• [Aim] Transcribe the entries that follow exactly as they appear, minus pictures.
━━━━━━━━━━━━━━━━━━━━
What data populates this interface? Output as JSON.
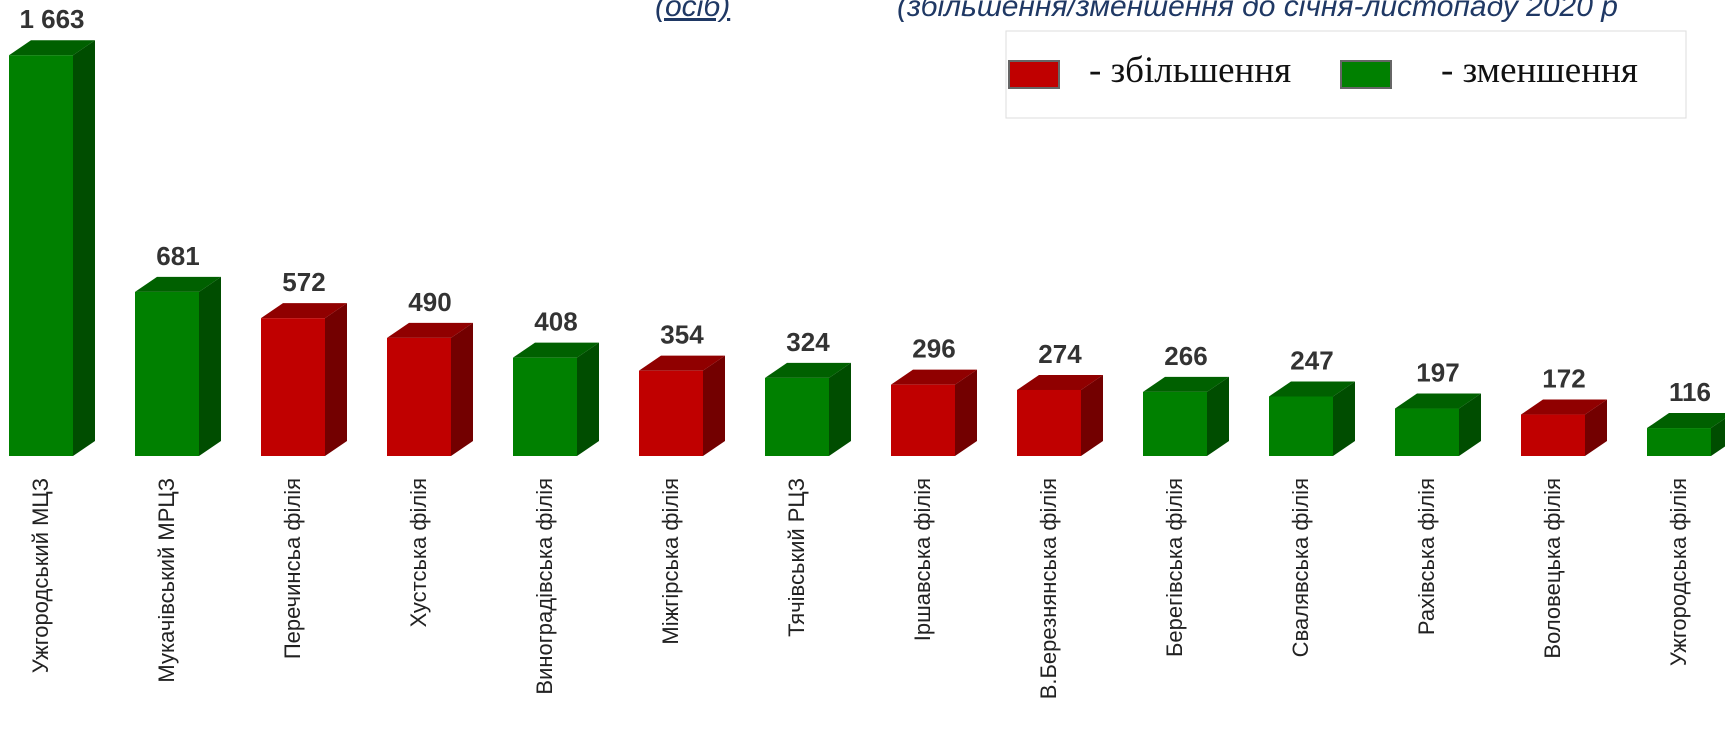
{
  "chart_data": {
    "type": "bar3d",
    "subtitle": "(осіб)",
    "title": "(збільшення/зменшення до січня-листопаду 2020 р",
    "categories": [
      "Ужгородський МЦЗ",
      "Мукачівський МРЦЗ",
      "Перечинсьа філія",
      "Хустська філія",
      "Виноградівська філія",
      "Міжгірська філія",
      "Тячівський РЦЗ",
      "Іршавська філія",
      "В.Березнянська філія",
      "Берегівська філія",
      "Свалявська філія",
      "Рахівська філія",
      "Воловецька філія",
      "Ужгородська філія"
    ],
    "values": [
      1663,
      681,
      572,
      490,
      408,
      354,
      324,
      296,
      274,
      266,
      247,
      197,
      172,
      116
    ],
    "value_labels": [
      "1 663",
      "681",
      "572",
      "490",
      "408",
      "354",
      "324",
      "296",
      "274",
      "266",
      "247",
      "197",
      "172",
      "116"
    ],
    "colors": [
      "#008000",
      "#008000",
      "#c00000",
      "#c00000",
      "#008000",
      "#c00000",
      "#008000",
      "#c00000",
      "#c00000",
      "#008000",
      "#008000",
      "#008000",
      "#c00000",
      "#008000"
    ],
    "legend": [
      {
        "name": "- збільшення",
        "color": "#c00000"
      },
      {
        "name": "- зменшення",
        "color": "#008000"
      }
    ]
  }
}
━━━━━━━━━━━━━━━━━━━━
• [Problem solution]
What data populates this interface? Output as JSON.
{
  "chart_data": {
    "type": "bar3d",
    "subtitle": "(осіб)",
    "title": "(збільшення/зменшення до січня-листопаду 2020 р",
    "categories": [
      "Ужгородський МЦЗ",
      "Мукачівський МРЦЗ",
      "Перечинсьа філія",
      "Хустська філія",
      "Виноградівська філія",
      "Міжгірська філія",
      "Тячівський РЦЗ",
      "Іршавська філія",
      "В.Березнянська філія",
      "Берегівська філія",
      "Свалявська філія",
      "Рахівська філія",
      "Воловецька філія",
      "Ужгородська філія"
    ],
    "values": [
      1663,
      681,
      572,
      490,
      408,
      354,
      324,
      296,
      274,
      266,
      247,
      197,
      172,
      116
    ],
    "value_labels": [
      "1 663",
      "681",
      "572",
      "490",
      "408",
      "354",
      "324",
      "296",
      "274",
      "266",
      "247",
      "197",
      "172",
      "116"
    ],
    "colors": [
      "#008000",
      "#008000",
      "#c00000",
      "#c00000",
      "#008000",
      "#c00000",
      "#008000",
      "#c00000",
      "#c00000",
      "#008000",
      "#008000",
      "#008000",
      "#c00000",
      "#008000"
    ],
    "legend": [
      {
        "name": "- збільшення",
        "color": "#c00000"
      },
      {
        "name": "- зменшення",
        "color": "#008000"
      }
    ]
  }
}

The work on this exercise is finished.